**Instruction**
Quote the data below in full, please, without altering anything.
>>
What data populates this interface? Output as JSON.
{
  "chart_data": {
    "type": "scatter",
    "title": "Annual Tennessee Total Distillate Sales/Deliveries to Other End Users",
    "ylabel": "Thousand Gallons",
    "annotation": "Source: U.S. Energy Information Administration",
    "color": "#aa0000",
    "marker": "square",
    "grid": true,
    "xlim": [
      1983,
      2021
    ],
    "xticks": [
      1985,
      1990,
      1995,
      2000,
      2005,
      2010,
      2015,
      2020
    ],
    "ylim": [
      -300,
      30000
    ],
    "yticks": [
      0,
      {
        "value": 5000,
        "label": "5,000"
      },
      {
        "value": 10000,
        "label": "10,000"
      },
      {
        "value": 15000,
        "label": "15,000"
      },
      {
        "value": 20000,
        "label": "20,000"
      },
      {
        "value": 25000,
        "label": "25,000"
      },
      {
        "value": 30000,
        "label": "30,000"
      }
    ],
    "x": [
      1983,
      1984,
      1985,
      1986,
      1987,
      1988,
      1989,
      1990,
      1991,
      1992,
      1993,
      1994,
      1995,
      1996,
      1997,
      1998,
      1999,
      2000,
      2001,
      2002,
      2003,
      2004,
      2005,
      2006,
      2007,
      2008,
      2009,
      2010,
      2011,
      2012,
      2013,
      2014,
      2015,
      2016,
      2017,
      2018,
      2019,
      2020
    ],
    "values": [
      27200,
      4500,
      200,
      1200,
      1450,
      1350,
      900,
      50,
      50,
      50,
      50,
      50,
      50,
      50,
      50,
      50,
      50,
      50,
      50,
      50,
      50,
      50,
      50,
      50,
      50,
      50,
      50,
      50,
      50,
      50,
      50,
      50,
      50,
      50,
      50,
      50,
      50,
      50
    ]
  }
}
<<
**Task output**
What data populates this interface? Output as JSON.
{
  "chart_data": {
    "type": "scatter",
    "title": "Annual Tennessee Total Distillate Sales/Deliveries to Other End Users",
    "ylabel": "Thousand Gallons",
    "annotation": "Source: U.S. Energy Information Administration",
    "color": "#aa0000",
    "marker": "square",
    "grid": true,
    "xlim": [
      1983,
      2021
    ],
    "xticks": [
      1985,
      1990,
      1995,
      2000,
      2005,
      2010,
      2015,
      2020
    ],
    "ylim": [
      -300,
      30000
    ],
    "yticks": [
      0,
      {
        "value": 5000,
        "label": "5,000"
      },
      {
        "value": 10000,
        "label": "10,000"
      },
      {
        "value": 15000,
        "label": "15,000"
      },
      {
        "value": 20000,
        "label": "20,000"
      },
      {
        "value": 25000,
        "label": "25,000"
      },
      {
        "value": 30000,
        "label": "30,000"
      }
    ],
    "x": [
      1983,
      1984,
      1985,
      1986,
      1987,
      1988,
      1989,
      1990,
      1991,
      1992,
      1993,
      1994,
      1995,
      1996,
      1997,
      1998,
      1999,
      2000,
      2001,
      2002,
      2003,
      2004,
      2005,
      2006,
      2007,
      2008,
      2009,
      2010,
      2011,
      2012,
      2013,
      2014,
      2015,
      2016,
      2017,
      2018,
      2019,
      2020
    ],
    "values": [
      27200,
      4500,
      200,
      1200,
      1450,
      1350,
      900,
      50,
      50,
      50,
      50,
      50,
      50,
      50,
      50,
      50,
      50,
      50,
      50,
      50,
      50,
      50,
      50,
      50,
      50,
      50,
      50,
      50,
      50,
      50,
      50,
      50,
      50,
      50,
      50,
      50,
      50,
      50
    ]
  }
}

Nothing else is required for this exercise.